→ DATASET:

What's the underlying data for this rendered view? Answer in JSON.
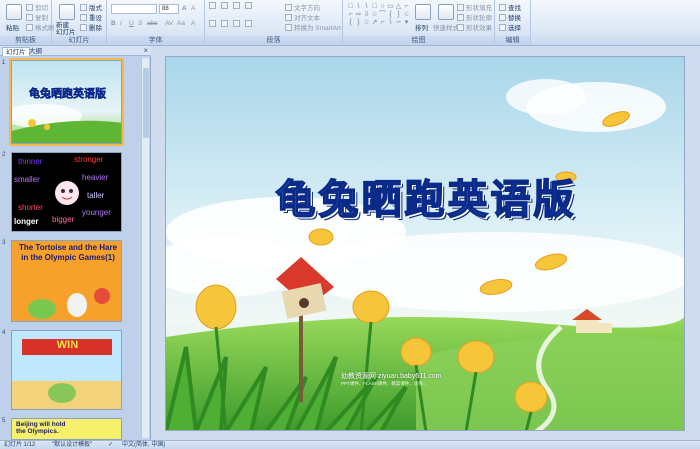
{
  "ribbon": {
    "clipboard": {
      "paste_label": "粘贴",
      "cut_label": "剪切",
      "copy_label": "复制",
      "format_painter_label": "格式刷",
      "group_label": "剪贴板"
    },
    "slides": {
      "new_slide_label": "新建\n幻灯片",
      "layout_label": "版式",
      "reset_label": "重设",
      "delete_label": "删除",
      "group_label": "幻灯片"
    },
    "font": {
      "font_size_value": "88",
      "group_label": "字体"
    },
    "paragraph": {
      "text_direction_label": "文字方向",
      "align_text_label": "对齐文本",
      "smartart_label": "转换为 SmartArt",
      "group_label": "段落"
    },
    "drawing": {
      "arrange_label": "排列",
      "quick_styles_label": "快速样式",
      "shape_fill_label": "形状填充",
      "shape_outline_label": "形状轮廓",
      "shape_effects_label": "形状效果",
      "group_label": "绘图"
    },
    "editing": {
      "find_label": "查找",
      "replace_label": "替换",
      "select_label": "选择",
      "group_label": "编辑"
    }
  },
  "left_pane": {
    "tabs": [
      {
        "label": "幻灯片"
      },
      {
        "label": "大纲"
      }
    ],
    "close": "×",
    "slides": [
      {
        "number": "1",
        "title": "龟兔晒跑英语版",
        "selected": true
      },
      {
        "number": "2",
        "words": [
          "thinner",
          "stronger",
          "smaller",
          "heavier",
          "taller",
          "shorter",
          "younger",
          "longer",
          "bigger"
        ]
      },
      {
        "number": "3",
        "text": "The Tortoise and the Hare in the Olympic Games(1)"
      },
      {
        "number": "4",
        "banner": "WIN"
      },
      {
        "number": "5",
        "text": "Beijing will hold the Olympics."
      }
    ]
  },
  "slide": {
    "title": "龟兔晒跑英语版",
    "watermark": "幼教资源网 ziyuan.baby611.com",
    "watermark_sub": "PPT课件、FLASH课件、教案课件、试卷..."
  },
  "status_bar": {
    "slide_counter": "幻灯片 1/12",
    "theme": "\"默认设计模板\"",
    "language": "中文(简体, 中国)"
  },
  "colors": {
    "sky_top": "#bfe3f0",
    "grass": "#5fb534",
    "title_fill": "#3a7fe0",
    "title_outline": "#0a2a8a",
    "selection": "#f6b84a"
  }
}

→ SHORT TASK: Repeat all of the records verbatim, leaving out the pictures.

→ REPLY TO THE TASK:
What's the underlying data for this rendered view? Answer in JSON.
{
  "ribbon": {
    "clipboard": {
      "paste_label": "粘贴",
      "cut_label": "剪切",
      "copy_label": "复制",
      "format_painter_label": "格式刷",
      "group_label": "剪贴板"
    },
    "slides": {
      "new_slide_label": "新建\n幻灯片",
      "layout_label": "版式",
      "reset_label": "重设",
      "delete_label": "删除",
      "group_label": "幻灯片"
    },
    "font": {
      "font_size_value": "88",
      "group_label": "字体"
    },
    "paragraph": {
      "text_direction_label": "文字方向",
      "align_text_label": "对齐文本",
      "smartart_label": "转换为 SmartArt",
      "group_label": "段落"
    },
    "drawing": {
      "arrange_label": "排列",
      "quick_styles_label": "快速样式",
      "shape_fill_label": "形状填充",
      "shape_outline_label": "形状轮廓",
      "shape_effects_label": "形状效果",
      "group_label": "绘图"
    },
    "editing": {
      "find_label": "查找",
      "replace_label": "替换",
      "select_label": "选择",
      "group_label": "编辑"
    }
  },
  "left_pane": {
    "tabs": [
      {
        "label": "幻灯片"
      },
      {
        "label": "大纲"
      }
    ],
    "close": "×",
    "slides": [
      {
        "number": "1",
        "title": "龟兔晒跑英语版",
        "selected": true
      },
      {
        "number": "2",
        "words": [
          "thinner",
          "stronger",
          "smaller",
          "heavier",
          "taller",
          "shorter",
          "younger",
          "longer",
          "bigger"
        ]
      },
      {
        "number": "3",
        "text": "The Tortoise and the Hare in the Olympic Games(1)"
      },
      {
        "number": "4",
        "banner": "WIN"
      },
      {
        "number": "5",
        "text": "Beijing will hold the Olympics."
      }
    ]
  },
  "slide": {
    "title": "龟兔晒跑英语版",
    "watermark": "幼教资源网 ziyuan.baby611.com",
    "watermark_sub": "PPT课件、FLASH课件、教案课件、试卷..."
  },
  "status_bar": {
    "slide_counter": "幻灯片 1/12",
    "theme": "\"默认设计模板\"",
    "language": "中文(简体, 中国)"
  },
  "colors": {
    "sky_top": "#bfe3f0",
    "grass": "#5fb534",
    "title_fill": "#3a7fe0",
    "title_outline": "#0a2a8a",
    "selection": "#f6b84a"
  }
}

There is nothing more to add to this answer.